--- start Text ---

Meanwhile, what JavaScript engine can also do is gather profiling data of the code execution and look for the code that runs slower. This code is called the “Hot” code perhaps because it burns the CPU. This code can be further optimized and replaced with an optimized machine code. Considering these things in mind and other problems caused by full-codegen and crankshaft, the V8 team created a new version of the V8 engine from the ground up. This new version of the JavaScript engine was released in 2017.
As you can see from the above figure, the V8 team introduced a new interpreter pipeline Ignition whose job was to generate the bytecode from the JavaScript source code using a baseline compiler and later interpret that bytecode using an interpreter.
The TurboFan optimization compiler can optimize this bytecode in the background (in separate threads) as the application is running and generate a very optimized machine code that will be replaced eventually. Turbofan receives the profiling data from the Ignition interpreter and looks for the code that is Hot. It can make the guesses on how to optimize the code better (by guessing the data types) and optimize or de-optimize the code.
The invention of asm.js
So far we have understood that a lot of throughs, efforts and money have been put into developing JavaScript engines to cope up with complex JavaScript applications and somehow, make it faster.
When everybody was working hard to develop faster JavaScript engines, a team at Mozilla went off the books. Back in 2013, they created a subset of JavaScripti which has the feature of statically typed language and manual memory management. They called it the asm.js.
function add(a, b) {
return a + b;
}
The add function takes two values and returns the concatenated value (sum). When we want to generate a highly optimized machine code, we need the data type of the variable arguments a and b. However, we don’t have that in JavaScript.
Even if had to make guess, we can’t be sure. Because a and b can be integers or strings or a mix of both. But let’s say, we were expecting only 32-bit integers, how possibly we can inform this to a JavaScript engine?

--- end Text ---

-- Instructions --
**A)** Can you reproduce the records from their first line through the line holding "legend-row-high-angle-g: >15° 32.4%", both included?
**B)** Can you carry on the text about JavaScript engines and asm.js, starting after its final sentence?

--- start Rows ---

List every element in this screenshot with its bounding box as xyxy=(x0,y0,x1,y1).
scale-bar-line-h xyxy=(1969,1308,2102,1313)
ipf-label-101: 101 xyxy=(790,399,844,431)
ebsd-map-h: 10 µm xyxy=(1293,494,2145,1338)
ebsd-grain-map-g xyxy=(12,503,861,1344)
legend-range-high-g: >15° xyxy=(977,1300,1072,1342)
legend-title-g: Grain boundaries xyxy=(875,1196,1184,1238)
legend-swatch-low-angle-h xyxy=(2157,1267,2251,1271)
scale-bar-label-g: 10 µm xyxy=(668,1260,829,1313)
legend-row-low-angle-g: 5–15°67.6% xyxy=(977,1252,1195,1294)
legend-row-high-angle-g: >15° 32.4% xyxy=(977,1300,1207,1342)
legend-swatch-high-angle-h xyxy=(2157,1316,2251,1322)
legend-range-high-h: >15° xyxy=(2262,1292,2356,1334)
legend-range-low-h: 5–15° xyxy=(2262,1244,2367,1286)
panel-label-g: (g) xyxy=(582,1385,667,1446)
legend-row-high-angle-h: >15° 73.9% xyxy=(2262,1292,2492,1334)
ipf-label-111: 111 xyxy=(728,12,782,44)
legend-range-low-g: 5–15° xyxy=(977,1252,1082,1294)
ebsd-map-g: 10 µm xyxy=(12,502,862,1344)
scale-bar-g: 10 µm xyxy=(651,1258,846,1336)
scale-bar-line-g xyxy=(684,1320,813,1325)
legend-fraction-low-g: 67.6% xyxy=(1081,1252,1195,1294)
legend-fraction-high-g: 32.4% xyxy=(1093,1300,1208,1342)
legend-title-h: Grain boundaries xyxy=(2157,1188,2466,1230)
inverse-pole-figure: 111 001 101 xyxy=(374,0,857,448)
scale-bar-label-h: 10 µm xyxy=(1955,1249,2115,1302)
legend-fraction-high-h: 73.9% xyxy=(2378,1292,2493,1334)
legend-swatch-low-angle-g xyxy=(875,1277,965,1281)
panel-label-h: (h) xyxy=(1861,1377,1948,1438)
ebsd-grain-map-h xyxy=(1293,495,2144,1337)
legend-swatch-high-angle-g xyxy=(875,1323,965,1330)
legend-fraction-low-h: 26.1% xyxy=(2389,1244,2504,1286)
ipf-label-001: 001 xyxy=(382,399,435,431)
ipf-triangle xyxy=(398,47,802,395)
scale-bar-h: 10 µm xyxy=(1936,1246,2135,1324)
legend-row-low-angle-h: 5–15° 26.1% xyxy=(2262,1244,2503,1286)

--- end Rows ---

-- Task-by-task results --
**A)**
List every element in this screenshot with its bounding box as xyxy=(x0,y0,x1,y1).
scale-bar-line-h xyxy=(1969,1308,2102,1313)
ipf-label-101: 101 xyxy=(790,399,844,431)
ebsd-map-h: 10 µm xyxy=(1293,494,2145,1338)
ebsd-grain-map-g xyxy=(12,503,861,1344)
legend-range-high-g: >15° xyxy=(977,1300,1072,1342)
legend-title-g: Grain boundaries xyxy=(875,1196,1184,1238)
legend-swatch-low-angle-h xyxy=(2157,1267,2251,1271)
scale-bar-label-g: 10 µm xyxy=(668,1260,829,1313)
legend-row-low-angle-g: 5–15°67.6% xyxy=(977,1252,1195,1294)
legend-row-high-angle-g: >15° 32.4% xyxy=(977,1300,1207,1342)

**B)**
This is where asm.js specifications come into the picture.
function add(a, b) {
a = a | 0;
b = b | 0;
return (a + b) | 0;
}
In the modified code above, we are overriding a
and b
with the value of a
and b
value respectively but with a binary or condition. What this would do is to convert the values of a and b int 32-bit integers
.
The asm.js specification specifies only 3 types that you can use in your JavaScript code, the 32-bit integer
, and the 32-bit
& 64-bit floating-point numbers
. This makes your code easy to compile with high precision.
However, how this code is compiled and converted to machine code depends on the JavaScript engine behind the scenes. The first support of asm.js came in the SpiderMonkey engine of the Firefox browser.
If our JavaScript code contains "use asm";
annotation and the JavaScript code has been written according to asm.js specifications, SpiderMonkey could efficiently convert the JavaScript code into optimized machine code.
After the successful proof-of-concept demonstration by the Mozilla team, other browser vendors like Chrome and Edge rolled out support for the asm.js specifications. Applications written in asm.js were relatively faster than their counterparts written in normal JavaScript.
Apart from a virtual type system, asm.js specification tells us to write our JavaScript code inside a function called as a module. We need to instantiate this module by providing an ArrayBuffer which acts like a heap memory. By abstracting the memory of our module from the memory of the main JavaScript thread, we don’t have the necessary overhead of dynamic memory management and garbage collection provided by the JavaScript engines. Let’s write a sample asm.js module by hand. But first, let’s understand the asm.js module structure.
function MyAsmModule(stdlib, foreign, heap) {
"use asm";
// module body...
return {
export1: f1,
export2: f2,
// ...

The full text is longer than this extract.